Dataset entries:
^^^^
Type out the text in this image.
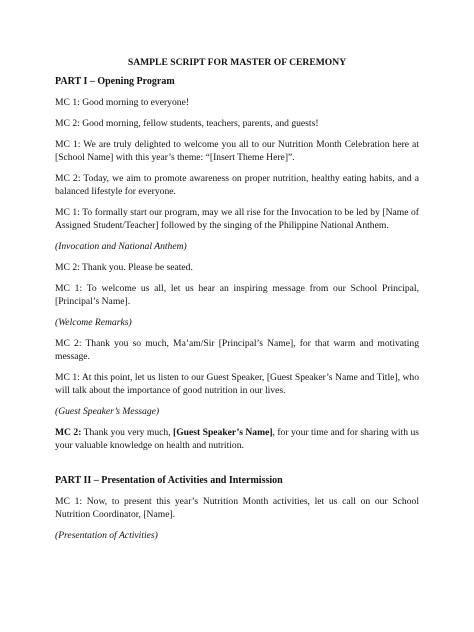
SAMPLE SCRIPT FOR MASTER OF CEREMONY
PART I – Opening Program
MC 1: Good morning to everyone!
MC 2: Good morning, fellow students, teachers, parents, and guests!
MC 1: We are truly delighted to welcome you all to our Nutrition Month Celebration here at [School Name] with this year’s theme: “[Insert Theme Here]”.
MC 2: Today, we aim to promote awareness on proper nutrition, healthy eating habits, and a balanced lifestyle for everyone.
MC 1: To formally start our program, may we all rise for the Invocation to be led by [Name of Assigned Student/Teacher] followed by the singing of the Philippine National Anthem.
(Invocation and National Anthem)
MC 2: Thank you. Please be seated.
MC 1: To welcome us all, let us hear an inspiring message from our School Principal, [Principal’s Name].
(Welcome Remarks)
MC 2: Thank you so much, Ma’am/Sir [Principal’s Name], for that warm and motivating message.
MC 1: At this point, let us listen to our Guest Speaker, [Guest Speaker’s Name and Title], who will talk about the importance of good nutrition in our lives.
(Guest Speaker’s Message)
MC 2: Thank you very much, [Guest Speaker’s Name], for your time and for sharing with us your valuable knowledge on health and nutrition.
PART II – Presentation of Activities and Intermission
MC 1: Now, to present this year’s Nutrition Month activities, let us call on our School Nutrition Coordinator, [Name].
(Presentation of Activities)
^^^^
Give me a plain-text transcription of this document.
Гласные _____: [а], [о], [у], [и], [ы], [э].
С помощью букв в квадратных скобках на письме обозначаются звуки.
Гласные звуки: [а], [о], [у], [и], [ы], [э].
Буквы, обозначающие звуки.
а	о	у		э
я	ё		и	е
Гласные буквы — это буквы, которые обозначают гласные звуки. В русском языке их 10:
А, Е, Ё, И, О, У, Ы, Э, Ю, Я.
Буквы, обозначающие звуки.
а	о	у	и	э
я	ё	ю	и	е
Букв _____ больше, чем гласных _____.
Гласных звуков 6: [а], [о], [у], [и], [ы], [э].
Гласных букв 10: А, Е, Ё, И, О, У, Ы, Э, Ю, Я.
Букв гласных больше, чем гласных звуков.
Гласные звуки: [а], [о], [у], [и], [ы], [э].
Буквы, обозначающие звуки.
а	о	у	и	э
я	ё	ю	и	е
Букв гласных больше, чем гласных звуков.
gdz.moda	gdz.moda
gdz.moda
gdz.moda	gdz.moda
^^^^
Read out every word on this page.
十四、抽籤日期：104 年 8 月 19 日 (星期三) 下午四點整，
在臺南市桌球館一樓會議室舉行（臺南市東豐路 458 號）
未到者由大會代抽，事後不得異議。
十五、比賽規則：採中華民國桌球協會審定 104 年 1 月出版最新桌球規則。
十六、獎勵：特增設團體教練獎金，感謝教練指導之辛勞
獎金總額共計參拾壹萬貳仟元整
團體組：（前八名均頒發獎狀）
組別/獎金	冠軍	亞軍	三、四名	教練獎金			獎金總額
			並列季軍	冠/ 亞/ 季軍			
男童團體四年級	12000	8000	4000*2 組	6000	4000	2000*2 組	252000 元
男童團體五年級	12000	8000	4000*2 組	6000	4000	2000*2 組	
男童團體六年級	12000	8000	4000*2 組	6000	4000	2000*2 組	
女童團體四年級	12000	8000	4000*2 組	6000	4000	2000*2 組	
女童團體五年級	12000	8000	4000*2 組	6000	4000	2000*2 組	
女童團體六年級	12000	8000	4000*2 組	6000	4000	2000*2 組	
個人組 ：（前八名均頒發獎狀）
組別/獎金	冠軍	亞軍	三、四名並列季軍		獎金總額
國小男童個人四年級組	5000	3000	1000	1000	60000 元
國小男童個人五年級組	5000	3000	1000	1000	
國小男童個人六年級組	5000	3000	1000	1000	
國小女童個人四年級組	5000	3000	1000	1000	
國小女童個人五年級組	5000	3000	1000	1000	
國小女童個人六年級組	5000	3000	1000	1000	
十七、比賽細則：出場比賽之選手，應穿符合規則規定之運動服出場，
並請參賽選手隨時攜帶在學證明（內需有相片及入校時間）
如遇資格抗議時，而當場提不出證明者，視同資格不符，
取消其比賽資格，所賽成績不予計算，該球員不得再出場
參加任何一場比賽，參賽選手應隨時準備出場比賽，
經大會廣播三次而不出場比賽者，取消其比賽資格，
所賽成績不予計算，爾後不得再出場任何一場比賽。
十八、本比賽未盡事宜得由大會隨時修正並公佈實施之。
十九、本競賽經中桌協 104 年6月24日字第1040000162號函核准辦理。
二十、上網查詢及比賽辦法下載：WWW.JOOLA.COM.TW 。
^^^^
■ What is expected:
Identify all lines where the word "with" shows up. Copy them.

■ Solution to this problem:
MC 1: We are truly delighted to welcome you all to our Nutrition Month Celebration here at [School Name] with this year’s theme: “[Insert Theme Here]”.
MC 2: Thank you very much, [Guest Speaker’s Name], for your time and for sharing with us your valuable knowledge on health and nutrition.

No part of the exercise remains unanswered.